[Extracted records]
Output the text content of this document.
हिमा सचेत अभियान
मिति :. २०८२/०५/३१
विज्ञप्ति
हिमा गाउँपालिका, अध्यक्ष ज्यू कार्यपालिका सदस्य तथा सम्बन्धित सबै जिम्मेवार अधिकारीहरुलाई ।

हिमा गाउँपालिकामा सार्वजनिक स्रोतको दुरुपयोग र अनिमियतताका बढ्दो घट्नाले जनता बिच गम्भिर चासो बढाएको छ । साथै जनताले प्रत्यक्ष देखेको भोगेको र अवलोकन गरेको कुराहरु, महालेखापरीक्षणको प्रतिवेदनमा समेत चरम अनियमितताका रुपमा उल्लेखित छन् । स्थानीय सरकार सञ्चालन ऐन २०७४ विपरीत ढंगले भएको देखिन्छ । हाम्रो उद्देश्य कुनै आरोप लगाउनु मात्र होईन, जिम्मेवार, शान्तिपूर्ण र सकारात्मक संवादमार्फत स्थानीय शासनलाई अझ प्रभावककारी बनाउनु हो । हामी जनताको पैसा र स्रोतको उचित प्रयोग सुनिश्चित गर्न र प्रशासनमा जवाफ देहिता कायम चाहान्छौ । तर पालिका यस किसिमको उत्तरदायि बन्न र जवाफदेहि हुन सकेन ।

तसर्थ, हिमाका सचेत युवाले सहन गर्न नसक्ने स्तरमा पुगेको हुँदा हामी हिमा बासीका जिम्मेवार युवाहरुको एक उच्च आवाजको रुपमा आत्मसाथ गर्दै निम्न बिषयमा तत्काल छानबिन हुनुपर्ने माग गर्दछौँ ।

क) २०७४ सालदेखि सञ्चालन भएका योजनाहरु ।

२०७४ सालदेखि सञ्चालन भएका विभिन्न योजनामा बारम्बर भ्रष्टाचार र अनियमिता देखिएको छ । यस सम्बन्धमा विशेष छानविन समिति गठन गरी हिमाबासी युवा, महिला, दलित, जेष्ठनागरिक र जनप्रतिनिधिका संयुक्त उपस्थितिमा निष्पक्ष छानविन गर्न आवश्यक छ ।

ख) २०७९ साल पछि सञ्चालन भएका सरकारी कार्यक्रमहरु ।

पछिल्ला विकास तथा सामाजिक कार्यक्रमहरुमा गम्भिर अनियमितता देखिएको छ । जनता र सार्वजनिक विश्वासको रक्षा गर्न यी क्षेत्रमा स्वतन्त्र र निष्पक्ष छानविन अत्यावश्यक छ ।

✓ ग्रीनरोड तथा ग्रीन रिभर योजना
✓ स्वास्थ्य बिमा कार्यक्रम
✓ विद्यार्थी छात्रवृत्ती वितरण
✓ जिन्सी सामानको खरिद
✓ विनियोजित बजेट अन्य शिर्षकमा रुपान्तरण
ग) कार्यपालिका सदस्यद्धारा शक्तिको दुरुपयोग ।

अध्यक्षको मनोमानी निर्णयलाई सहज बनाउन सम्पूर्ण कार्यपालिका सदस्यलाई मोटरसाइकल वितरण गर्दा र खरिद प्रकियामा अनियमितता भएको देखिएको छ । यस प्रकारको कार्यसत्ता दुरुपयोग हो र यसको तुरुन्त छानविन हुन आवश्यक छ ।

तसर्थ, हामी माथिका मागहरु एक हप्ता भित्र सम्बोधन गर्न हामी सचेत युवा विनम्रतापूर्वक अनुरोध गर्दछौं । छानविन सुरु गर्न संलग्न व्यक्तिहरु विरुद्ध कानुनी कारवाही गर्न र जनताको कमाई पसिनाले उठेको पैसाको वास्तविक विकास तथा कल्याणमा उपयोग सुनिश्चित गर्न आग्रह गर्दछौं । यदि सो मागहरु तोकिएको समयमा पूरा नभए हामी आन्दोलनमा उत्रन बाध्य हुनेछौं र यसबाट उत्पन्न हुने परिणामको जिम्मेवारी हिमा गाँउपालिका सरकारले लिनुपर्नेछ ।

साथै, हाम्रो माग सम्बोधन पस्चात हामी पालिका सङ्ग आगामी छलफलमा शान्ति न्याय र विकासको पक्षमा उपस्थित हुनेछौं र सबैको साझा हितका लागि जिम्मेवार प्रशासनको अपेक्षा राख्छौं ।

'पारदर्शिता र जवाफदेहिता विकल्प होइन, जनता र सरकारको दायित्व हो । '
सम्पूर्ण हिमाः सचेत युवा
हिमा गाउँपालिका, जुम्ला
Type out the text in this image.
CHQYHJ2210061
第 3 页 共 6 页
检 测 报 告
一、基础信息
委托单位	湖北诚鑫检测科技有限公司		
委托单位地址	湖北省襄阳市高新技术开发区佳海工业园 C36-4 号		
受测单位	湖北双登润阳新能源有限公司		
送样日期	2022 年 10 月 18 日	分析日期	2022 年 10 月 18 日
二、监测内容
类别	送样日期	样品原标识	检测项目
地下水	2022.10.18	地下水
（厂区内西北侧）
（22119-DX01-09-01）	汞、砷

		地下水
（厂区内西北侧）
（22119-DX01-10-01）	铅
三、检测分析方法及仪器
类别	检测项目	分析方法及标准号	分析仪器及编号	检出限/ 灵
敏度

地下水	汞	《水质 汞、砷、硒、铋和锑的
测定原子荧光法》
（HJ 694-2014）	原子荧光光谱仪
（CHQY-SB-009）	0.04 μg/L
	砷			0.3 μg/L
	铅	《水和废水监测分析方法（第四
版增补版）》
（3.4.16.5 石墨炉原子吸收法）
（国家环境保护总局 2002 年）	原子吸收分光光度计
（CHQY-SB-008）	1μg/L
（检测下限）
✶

__PROBLEM STATEMENT__
Gather each line from the entries above that includes the word "送样日期".

__EXERCISE RESULT__
送样日期	2022 年 10 月 18 日	分析日期	2022 年 10 月 18 日
类别	送样日期	样品原标识	检测项目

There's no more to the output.